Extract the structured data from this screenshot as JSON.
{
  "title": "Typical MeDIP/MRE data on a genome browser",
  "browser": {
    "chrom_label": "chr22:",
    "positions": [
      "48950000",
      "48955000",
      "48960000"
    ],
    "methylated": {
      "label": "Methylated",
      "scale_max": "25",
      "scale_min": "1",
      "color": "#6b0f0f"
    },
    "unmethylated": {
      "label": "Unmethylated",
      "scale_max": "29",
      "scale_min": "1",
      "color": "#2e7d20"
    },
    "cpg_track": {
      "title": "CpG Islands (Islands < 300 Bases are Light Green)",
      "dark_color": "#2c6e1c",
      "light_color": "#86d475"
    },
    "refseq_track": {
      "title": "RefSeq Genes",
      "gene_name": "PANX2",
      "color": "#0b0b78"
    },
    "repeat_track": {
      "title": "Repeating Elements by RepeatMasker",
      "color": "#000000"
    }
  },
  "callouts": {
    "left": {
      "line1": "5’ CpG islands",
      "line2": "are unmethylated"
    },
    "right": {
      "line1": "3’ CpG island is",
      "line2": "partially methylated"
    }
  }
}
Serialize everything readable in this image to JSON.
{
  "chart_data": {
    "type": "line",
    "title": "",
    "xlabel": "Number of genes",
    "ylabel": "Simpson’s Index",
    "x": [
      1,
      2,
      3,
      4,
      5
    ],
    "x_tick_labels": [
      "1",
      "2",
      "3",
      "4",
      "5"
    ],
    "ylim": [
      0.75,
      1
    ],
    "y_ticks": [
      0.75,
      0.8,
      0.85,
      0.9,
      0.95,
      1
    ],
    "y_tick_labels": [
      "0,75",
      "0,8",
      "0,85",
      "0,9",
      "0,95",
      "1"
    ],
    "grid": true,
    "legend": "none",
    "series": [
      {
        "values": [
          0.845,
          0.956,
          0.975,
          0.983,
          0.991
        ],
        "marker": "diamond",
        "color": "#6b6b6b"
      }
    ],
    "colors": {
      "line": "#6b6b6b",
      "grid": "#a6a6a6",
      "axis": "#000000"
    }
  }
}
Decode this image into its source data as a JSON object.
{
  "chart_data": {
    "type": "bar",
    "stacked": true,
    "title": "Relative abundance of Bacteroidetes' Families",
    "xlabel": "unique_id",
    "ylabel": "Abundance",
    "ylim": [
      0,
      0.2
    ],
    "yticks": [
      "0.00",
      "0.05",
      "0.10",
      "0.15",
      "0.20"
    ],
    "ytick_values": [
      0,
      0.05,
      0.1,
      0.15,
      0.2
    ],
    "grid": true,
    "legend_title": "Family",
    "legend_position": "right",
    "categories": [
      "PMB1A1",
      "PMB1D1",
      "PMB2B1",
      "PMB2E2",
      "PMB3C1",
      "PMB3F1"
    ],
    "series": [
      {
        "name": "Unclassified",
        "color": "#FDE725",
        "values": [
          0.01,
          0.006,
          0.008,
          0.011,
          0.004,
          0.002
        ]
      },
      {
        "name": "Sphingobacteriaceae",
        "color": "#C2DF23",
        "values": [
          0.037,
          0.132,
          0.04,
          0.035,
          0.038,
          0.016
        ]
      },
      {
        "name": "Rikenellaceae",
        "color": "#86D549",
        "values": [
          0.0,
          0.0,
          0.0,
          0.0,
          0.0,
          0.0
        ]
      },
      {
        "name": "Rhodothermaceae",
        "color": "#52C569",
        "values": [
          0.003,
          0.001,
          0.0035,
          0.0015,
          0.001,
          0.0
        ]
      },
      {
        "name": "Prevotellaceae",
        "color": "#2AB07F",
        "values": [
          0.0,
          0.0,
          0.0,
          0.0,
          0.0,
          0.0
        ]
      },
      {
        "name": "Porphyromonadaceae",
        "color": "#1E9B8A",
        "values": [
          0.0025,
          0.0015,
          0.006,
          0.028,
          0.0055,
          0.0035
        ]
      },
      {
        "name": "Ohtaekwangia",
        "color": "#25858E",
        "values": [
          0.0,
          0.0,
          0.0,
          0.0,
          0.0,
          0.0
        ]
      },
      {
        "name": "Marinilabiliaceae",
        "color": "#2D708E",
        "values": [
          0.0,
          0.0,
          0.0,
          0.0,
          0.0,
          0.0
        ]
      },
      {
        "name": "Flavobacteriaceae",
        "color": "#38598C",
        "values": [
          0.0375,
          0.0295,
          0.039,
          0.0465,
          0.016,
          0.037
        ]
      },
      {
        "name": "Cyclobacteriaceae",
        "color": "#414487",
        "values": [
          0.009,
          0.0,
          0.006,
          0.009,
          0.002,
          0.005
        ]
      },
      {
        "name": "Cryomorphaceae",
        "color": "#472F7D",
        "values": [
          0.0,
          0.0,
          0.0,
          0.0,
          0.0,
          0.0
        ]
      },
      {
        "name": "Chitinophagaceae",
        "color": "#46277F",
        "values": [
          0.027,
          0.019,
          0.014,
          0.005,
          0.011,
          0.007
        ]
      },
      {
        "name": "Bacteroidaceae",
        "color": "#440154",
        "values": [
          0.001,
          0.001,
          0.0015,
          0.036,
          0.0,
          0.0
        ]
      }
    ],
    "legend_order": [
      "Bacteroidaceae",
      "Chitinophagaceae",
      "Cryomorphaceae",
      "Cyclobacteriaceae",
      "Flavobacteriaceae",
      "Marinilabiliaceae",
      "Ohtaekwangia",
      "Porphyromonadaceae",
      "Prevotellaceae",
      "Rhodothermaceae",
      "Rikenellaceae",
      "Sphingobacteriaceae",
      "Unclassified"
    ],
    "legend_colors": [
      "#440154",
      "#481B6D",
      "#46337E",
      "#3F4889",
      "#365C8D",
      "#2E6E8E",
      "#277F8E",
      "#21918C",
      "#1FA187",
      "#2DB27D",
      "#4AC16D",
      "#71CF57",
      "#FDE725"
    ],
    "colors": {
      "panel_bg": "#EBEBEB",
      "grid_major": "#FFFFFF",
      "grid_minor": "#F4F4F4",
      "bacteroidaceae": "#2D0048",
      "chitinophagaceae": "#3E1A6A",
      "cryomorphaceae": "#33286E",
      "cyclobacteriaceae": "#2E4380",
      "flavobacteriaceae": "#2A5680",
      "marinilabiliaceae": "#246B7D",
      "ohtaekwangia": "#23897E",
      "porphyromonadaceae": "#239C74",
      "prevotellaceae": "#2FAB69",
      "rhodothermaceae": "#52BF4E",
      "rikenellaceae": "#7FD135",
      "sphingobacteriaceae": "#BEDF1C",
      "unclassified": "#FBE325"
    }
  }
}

※ ※ ※

- [Assignment]: Your answer should be the records above, set down exactly.

- [Finished exercise]:
Extract the structured data from this screenshot as JSON.
{
  "title": "Typical MeDIP/MRE data on a genome browser",
  "browser": {
    "chrom_label": "chr22:",
    "positions": [
      "48950000",
      "48955000",
      "48960000"
    ],
    "methylated": {
      "label": "Methylated",
      "scale_max": "25",
      "scale_min": "1",
      "color": "#6b0f0f"
    },
    "unmethylated": {
      "label": "Unmethylated",
      "scale_max": "29",
      "scale_min": "1",
      "color": "#2e7d20"
    },
    "cpg_track": {
      "title": "CpG Islands (Islands < 300 Bases are Light Green)",
      "dark_color": "#2c6e1c",
      "light_color": "#86d475"
    },
    "refseq_track": {
      "title": "RefSeq Genes",
      "gene_name": "PANX2",
      "color": "#0b0b78"
    },
    "repeat_track": {
      "title": "Repeating Elements by RepeatMasker",
      "color": "#000000"
    }
  },
  "callouts": {
    "left": {
      "line1": "5’ CpG islands",
      "line2": "are unmethylated"
    },
    "right": {
      "line1": "3’ CpG island is",
      "line2": "partially methylated"
    }
  }
}
Serialize everything readable in this image to JSON.
{
  "chart_data": {
    "type": "line",
    "title": "",
    "xlabel": "Number of genes",
    "ylabel": "Simpson’s Index",
    "x": [
      1,
      2,
      3,
      4,
      5
    ],
    "x_tick_labels": [
      "1",
      "2",
      "3",
      "4",
      "5"
    ],
    "ylim": [
      0.75,
      1
    ],
    "y_ticks": [
      0.75,
      0.8,
      0.85,
      0.9,
      0.95,
      1
    ],
    "y_tick_labels": [
      "0,75",
      "0,8",
      "0,85",
      "0,9",
      "0,95",
      "1"
    ],
    "grid": true,
    "legend": "none",
    "series": [
      {
        "values": [
          0.845,
          0.956,
          0.975,
          0.983,
          0.991
        ],
        "marker": "diamond",
        "color": "#6b6b6b"
      }
    ],
    "colors": {
      "line": "#6b6b6b",
      "grid": "#a6a6a6",
      "axis": "#000000"
    }
  }
}
Decode this image into its source data as a JSON object.
{
  "chart_data": {
    "type": "bar",
    "stacked": true,
    "title": "Relative abundance of Bacteroidetes' Families",
    "xlabel": "unique_id",
    "ylabel": "Abundance",
    "ylim": [
      0,
      0.2
    ],
    "yticks": [
      "0.00",
      "0.05",
      "0.10",
      "0.15",
      "0.20"
    ],
    "ytick_values": [
      0,
      0.05,
      0.1,
      0.15,
      0.2
    ],
    "grid": true,
    "legend_title": "Family",
    "legend_position": "right",
    "categories": [
      "PMB1A1",
      "PMB1D1",
      "PMB2B1",
      "PMB2E2",
      "PMB3C1",
      "PMB3F1"
    ],
    "series": [
      {
        "name": "Unclassified",
        "color": "#FDE725",
        "values": [
          0.01,
          0.006,
          0.008,
          0.011,
          0.004,
          0.002
        ]
      },
      {
        "name": "Sphingobacteriaceae",
        "color": "#C2DF23",
        "values": [
          0.037,
          0.132,
          0.04,
          0.035,
          0.038,
          0.016
        ]
      },
      {
        "name": "Rikenellaceae",
        "color": "#86D549",
        "values": [
          0.0,
          0.0,
          0.0,
          0.0,
          0.0,
          0.0
        ]
      },
      {
        "name": "Rhodothermaceae",
        "color": "#52C569",
        "values": [
          0.003,
          0.001,
          0.0035,
          0.0015,
          0.001,
          0.0
        ]
      },
      {
        "name": "Prevotellaceae",
        "color": "#2AB07F",
        "values": [
          0.0,
          0.0,
          0.0,
          0.0,
          0.0,
          0.0
        ]
      },
      {
        "name": "Porphyromonadaceae",
        "color": "#1E9B8A",
        "values": [
          0.0025,
          0.0015,
          0.006,
          0.028,
          0.0055,
          0.0035
        ]
      },
      {
        "name": "Ohtaekwangia",
        "color": "#25858E",
        "values": [
          0.0,
          0.0,
          0.0,
          0.0,
          0.0,
          0.0
        ]
      },
      {
        "name": "Marinilabiliaceae",
        "color": "#2D708E",
        "values": [
          0.0,
          0.0,
          0.0,
          0.0,
          0.0,
          0.0
        ]
      },
      {
        "name": "Flavobacteriaceae",
        "color": "#38598C",
        "values": [
          0.0375,
          0.0295,
          0.039,
          0.0465,
          0.016,
          0.037
        ]
      },
      {
        "name": "Cyclobacteriaceae",
        "color": "#414487",
        "values": [
          0.009,
          0.0,
          0.006,
          0.009,
          0.002,
          0.005
        ]
      },
      {
        "name": "Cryomorphaceae",
        "color": "#472F7D",
        "values": [
          0.0,
          0.0,
          0.0,
          0.0,
          0.0,
          0.0
        ]
      },
      {
        "name": "Chitinophagaceae",
        "color": "#46277F",
        "values": [
          0.027,
          0.019,
          0.014,
          0.005,
          0.011,
          0.007
        ]
      },
      {
        "name": "Bacteroidaceae",
        "color": "#440154",
        "values": [
          0.001,
          0.001,
          0.0015,
          0.036,
          0.0,
          0.0
        ]
      }
    ],
    "legend_order": [
      "Bacteroidaceae",
      "Chitinophagaceae",
      "Cryomorphaceae",
      "Cyclobacteriaceae",
      "Flavobacteriaceae",
      "Marinilabiliaceae",
      "Ohtaekwangia",
      "Porphyromonadaceae",
      "Prevotellaceae",
      "Rhodothermaceae",
      "Rikenellaceae",
      "Sphingobacteriaceae",
      "Unclassified"
    ],
    "legend_colors": [
      "#440154",
      "#481B6D",
      "#46337E",
      "#3F4889",
      "#365C8D",
      "#2E6E8E",
      "#277F8E",
      "#21918C",
      "#1FA187",
      "#2DB27D",
      "#4AC16D",
      "#71CF57",
      "#FDE725"
    ],
    "colors": {
      "panel_bg": "#EBEBEB",
      "grid_major": "#FFFFFF",
      "grid_minor": "#F4F4F4",
      "bacteroidaceae": "#2D0048",
      "chitinophagaceae": "#3E1A6A",
      "cryomorphaceae": "#33286E",
      "cyclobacteriaceae": "#2E4380",
      "flavobacteriaceae": "#2A5680",
      "marinilabiliaceae": "#246B7D",
      "ohtaekwangia": "#23897E",
      "porphyromonadaceae": "#239C74",
      "prevotellaceae": "#2FAB69",
      "rhodothermaceae": "#52BF4E",
      "rikenellaceae": "#7FD135",
      "sphingobacteriaceae": "#BEDF1C",
      "unclassified": "#FBE325"
    }
  }
}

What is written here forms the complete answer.